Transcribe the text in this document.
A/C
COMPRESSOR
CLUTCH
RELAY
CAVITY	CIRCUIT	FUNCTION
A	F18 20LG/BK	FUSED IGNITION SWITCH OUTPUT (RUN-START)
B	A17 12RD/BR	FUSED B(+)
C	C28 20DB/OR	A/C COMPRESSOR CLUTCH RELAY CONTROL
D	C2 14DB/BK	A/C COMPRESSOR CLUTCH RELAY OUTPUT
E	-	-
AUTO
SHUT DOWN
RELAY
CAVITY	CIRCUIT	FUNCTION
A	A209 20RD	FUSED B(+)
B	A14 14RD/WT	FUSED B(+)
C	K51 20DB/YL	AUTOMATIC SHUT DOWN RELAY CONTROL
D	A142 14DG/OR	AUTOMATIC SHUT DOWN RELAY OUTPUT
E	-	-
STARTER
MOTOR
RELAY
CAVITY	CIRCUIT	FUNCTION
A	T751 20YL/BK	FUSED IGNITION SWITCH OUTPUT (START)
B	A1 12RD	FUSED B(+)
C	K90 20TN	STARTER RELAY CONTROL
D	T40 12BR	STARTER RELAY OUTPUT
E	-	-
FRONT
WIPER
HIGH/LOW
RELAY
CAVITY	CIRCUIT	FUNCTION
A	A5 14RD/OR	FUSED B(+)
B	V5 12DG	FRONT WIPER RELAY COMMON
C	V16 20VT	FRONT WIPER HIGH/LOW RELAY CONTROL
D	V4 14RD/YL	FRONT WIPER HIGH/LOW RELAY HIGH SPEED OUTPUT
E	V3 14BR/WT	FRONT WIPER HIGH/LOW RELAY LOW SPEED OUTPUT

● ● ● ●

• Aim of the exercise:
Write out each line of the data above again, exactly as given.

• Written answer:
Transcribe the text in this document.
A/C
COMPRESSOR
CLUTCH
RELAY
CAVITY	CIRCUIT	FUNCTION
A	F18 20LG/BK	FUSED IGNITION SWITCH OUTPUT (RUN-START)
B	A17 12RD/BR	FUSED B(+)
C	C28 20DB/OR	A/C COMPRESSOR CLUTCH RELAY CONTROL
D	C2 14DB/BK	A/C COMPRESSOR CLUTCH RELAY OUTPUT
E	-	-
AUTO
SHUT DOWN
RELAY
CAVITY	CIRCUIT	FUNCTION
A	A209 20RD	FUSED B(+)
B	A14 14RD/WT	FUSED B(+)
C	K51 20DB/YL	AUTOMATIC SHUT DOWN RELAY CONTROL
D	A142 14DG/OR	AUTOMATIC SHUT DOWN RELAY OUTPUT
E	-	-
STARTER
MOTOR
RELAY
CAVITY	CIRCUIT	FUNCTION
A	T751 20YL/BK	FUSED IGNITION SWITCH OUTPUT (START)
B	A1 12RD	FUSED B(+)
C	K90 20TN	STARTER RELAY CONTROL
D	T40 12BR	STARTER RELAY OUTPUT
E	-	-
FRONT
WIPER
HIGH/LOW
RELAY
CAVITY	CIRCUIT	FUNCTION
A	A5 14RD/OR	FUSED B(+)
B	V5 12DG	FRONT WIPER RELAY COMMON
C	V16 20VT	FRONT WIPER HIGH/LOW RELAY CONTROL
D	V4 14RD/YL	FRONT WIPER HIGH/LOW RELAY HIGH SPEED OUTPUT
E	V3 14BR/WT	FRONT WIPER HIGH/LOW RELAY LOW SPEED OUTPUT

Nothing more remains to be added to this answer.